| What is expected |
How many lines in the data contain the string "checkbox"? Case matters, and your reply should be the number alone.

| Dataset rows |

* * *

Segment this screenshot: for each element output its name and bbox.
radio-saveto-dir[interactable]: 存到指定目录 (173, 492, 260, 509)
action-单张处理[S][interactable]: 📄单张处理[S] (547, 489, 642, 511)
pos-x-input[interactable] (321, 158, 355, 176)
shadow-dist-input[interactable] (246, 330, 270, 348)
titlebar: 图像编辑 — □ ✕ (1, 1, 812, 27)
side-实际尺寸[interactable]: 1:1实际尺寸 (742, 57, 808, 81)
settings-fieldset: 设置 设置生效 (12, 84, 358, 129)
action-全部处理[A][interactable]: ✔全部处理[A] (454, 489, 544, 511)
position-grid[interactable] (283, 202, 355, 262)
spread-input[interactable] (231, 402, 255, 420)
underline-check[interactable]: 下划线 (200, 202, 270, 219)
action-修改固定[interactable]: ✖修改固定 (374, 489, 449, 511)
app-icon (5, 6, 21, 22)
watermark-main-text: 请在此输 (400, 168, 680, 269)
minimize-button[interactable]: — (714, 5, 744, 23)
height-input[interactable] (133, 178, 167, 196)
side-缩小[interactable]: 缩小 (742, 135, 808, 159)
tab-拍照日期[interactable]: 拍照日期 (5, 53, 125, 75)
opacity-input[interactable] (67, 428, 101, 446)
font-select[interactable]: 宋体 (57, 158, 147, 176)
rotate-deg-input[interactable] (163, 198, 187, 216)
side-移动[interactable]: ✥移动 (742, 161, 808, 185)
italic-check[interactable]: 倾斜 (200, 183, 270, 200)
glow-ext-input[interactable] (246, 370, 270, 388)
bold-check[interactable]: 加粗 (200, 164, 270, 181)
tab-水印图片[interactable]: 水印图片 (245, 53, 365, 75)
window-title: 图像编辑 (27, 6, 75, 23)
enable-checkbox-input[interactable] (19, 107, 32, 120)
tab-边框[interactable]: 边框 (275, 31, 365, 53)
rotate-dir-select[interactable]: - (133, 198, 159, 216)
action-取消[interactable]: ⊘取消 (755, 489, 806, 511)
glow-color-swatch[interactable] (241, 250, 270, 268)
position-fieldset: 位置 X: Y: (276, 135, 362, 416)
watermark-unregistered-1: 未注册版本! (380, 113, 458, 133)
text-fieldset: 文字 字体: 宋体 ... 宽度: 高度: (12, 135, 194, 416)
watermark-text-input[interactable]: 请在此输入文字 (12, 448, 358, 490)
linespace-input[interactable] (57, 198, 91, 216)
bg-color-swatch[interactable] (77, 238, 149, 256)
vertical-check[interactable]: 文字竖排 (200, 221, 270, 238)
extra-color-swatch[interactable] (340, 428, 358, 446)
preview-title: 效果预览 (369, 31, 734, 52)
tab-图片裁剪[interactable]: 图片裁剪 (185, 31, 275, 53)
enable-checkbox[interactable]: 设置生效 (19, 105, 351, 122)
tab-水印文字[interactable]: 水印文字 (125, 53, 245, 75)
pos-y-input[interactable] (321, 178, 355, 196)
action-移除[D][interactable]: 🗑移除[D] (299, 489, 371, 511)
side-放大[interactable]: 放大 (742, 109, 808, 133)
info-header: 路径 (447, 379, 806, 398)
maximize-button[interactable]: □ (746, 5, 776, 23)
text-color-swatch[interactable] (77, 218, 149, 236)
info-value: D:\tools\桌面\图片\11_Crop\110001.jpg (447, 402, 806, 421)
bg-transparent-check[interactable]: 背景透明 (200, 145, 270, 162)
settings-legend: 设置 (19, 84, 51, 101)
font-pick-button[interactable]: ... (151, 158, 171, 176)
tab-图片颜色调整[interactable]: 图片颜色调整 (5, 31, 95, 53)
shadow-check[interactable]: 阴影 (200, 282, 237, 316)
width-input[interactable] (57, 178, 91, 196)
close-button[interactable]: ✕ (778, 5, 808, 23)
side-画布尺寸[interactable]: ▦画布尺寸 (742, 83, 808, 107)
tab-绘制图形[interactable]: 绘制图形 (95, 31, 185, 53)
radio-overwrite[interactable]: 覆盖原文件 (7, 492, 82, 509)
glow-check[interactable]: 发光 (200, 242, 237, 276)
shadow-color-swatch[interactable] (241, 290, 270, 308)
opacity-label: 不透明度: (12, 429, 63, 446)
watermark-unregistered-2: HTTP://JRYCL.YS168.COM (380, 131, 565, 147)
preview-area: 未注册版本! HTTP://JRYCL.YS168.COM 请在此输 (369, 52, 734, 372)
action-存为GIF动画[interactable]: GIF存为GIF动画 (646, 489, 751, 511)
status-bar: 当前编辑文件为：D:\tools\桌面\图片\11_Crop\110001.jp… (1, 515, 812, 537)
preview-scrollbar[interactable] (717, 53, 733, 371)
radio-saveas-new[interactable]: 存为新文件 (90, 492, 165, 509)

* * *

| Answer to the task |
2